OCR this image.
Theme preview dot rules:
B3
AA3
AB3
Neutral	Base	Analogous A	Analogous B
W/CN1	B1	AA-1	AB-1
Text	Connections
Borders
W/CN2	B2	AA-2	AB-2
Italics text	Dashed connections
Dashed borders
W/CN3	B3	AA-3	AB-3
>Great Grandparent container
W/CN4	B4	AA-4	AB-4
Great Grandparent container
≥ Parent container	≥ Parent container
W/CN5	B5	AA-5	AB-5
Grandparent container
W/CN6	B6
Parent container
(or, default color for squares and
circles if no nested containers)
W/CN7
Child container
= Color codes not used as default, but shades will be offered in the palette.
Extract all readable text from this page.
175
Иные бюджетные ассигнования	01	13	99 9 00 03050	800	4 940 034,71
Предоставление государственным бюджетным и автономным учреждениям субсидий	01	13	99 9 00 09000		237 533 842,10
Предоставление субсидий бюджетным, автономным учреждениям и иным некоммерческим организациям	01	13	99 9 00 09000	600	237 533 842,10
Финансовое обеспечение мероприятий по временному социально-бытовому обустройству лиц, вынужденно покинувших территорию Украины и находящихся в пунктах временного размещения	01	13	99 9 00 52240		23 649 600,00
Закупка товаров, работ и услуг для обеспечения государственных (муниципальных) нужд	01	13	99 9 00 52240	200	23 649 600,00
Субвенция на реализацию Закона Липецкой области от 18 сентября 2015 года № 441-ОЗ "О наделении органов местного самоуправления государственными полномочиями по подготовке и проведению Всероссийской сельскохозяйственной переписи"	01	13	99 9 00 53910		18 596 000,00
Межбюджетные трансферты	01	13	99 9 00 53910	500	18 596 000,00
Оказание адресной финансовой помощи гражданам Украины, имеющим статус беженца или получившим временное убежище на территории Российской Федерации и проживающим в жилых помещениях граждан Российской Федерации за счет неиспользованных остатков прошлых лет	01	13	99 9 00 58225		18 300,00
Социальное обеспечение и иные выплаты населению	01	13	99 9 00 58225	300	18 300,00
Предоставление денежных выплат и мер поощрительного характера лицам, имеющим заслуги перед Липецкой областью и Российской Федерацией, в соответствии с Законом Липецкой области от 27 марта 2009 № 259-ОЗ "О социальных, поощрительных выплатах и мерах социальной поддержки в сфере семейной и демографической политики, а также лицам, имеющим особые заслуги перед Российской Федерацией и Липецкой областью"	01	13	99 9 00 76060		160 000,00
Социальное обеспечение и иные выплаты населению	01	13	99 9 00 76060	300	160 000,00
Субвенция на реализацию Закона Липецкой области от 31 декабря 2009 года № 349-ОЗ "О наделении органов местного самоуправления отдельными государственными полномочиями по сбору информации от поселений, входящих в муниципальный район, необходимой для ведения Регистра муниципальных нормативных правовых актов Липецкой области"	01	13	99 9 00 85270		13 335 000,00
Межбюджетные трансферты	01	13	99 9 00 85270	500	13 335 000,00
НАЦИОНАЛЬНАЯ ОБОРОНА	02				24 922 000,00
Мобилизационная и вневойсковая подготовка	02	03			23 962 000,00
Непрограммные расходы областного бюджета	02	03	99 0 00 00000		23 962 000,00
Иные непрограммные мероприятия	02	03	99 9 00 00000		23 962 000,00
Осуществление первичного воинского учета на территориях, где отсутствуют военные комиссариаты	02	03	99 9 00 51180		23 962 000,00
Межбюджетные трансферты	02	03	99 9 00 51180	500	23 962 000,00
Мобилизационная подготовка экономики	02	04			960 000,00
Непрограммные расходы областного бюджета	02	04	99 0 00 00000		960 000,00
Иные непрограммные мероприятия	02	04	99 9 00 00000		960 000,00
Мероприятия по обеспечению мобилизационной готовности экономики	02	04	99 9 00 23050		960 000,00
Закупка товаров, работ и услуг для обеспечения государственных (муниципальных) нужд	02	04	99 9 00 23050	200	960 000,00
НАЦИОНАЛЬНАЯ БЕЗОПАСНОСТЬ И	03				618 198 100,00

..............................

▶ GOAL
Quote each line of the listing above exactly.

▶ FULL ANSWER
OCR this image.
Theme preview dot rules:
B3
AA3
AB3
Neutral	Base	Analogous A	Analogous B
W/CN1	B1	AA-1	AB-1
Text	Connections
Borders
W/CN2	B2	AA-2	AB-2
Italics text	Dashed connections
Dashed borders
W/CN3	B3	AA-3	AB-3
>Great Grandparent container
W/CN4	B4	AA-4	AB-4
Great Grandparent container
≥ Parent container	≥ Parent container
W/CN5	B5	AA-5	AB-5
Grandparent container
W/CN6	B6
Parent container
(or, default color for squares and
circles if no nested containers)
W/CN7
Child container
= Color codes not used as default, but shades will be offered in the palette.
Extract all readable text from this page.
175
Иные бюджетные ассигнования	01	13	99 9 00 03050	800	4 940 034,71
Предоставление государственным бюджетным и автономным учреждениям субсидий	01	13	99 9 00 09000		237 533 842,10
Предоставление субсидий бюджетным, автономным учреждениям и иным некоммерческим организациям	01	13	99 9 00 09000	600	237 533 842,10
Финансовое обеспечение мероприятий по временному социально-бытовому обустройству лиц, вынужденно покинувших территорию Украины и находящихся в пунктах временного размещения	01	13	99 9 00 52240		23 649 600,00
Закупка товаров, работ и услуг для обеспечения государственных (муниципальных) нужд	01	13	99 9 00 52240	200	23 649 600,00
Субвенция на реализацию Закона Липецкой области от 18 сентября 2015 года № 441-ОЗ "О наделении органов местного самоуправления государственными полномочиями по подготовке и проведению Всероссийской сельскохозяйственной переписи"	01	13	99 9 00 53910		18 596 000,00
Межбюджетные трансферты	01	13	99 9 00 53910	500	18 596 000,00
Оказание адресной финансовой помощи гражданам Украины, имеющим статус беженца или получившим временное убежище на территории Российской Федерации и проживающим в жилых помещениях граждан Российской Федерации за счет неиспользованных остатков прошлых лет	01	13	99 9 00 58225		18 300,00
Социальное обеспечение и иные выплаты населению	01	13	99 9 00 58225	300	18 300,00
Предоставление денежных выплат и мер поощрительного характера лицам, имеющим заслуги перед Липецкой областью и Российской Федерацией, в соответствии с Законом Липецкой области от 27 марта 2009 № 259-ОЗ "О социальных, поощрительных выплатах и мерах социальной поддержки в сфере семейной и демографической политики, а также лицам, имеющим особые заслуги перед Российской Федерацией и Липецкой областью"	01	13	99 9 00 76060		160 000,00
Социальное обеспечение и иные выплаты населению	01	13	99 9 00 76060	300	160 000,00
Субвенция на реализацию Закона Липецкой области от 31 декабря 2009 года № 349-ОЗ "О наделении органов местного самоуправления отдельными государственными полномочиями по сбору информации от поселений, входящих в муниципальный район, необходимой для ведения Регистра муниципальных нормативных правовых актов Липецкой области"	01	13	99 9 00 85270		13 335 000,00
Межбюджетные трансферты	01	13	99 9 00 85270	500	13 335 000,00
НАЦИОНАЛЬНАЯ ОБОРОНА	02				24 922 000,00
Мобилизационная и вневойсковая подготовка	02	03			23 962 000,00
Непрограммные расходы областного бюджета	02	03	99 0 00 00000		23 962 000,00
Иные непрограммные мероприятия	02	03	99 9 00 00000		23 962 000,00
Осуществление первичного воинского учета на территориях, где отсутствуют военные комиссариаты	02	03	99 9 00 51180		23 962 000,00
Межбюджетные трансферты	02	03	99 9 00 51180	500	23 962 000,00
Мобилизационная подготовка экономики	02	04			960 000,00
Непрограммные расходы областного бюджета	02	04	99 0 00 00000		960 000,00
Иные непрограммные мероприятия	02	04	99 9 00 00000		960 000,00
Мероприятия по обеспечению мобилизационной готовности экономики	02	04	99 9 00 23050		960 000,00
Закупка товаров, работ и услуг для обеспечения государственных (муниципальных) нужд	02	04	99 9 00 23050	200	960 000,00
НАЦИОНАЛЬНАЯ БЕЗОПАСНОСТЬ И	03				618 198 100,00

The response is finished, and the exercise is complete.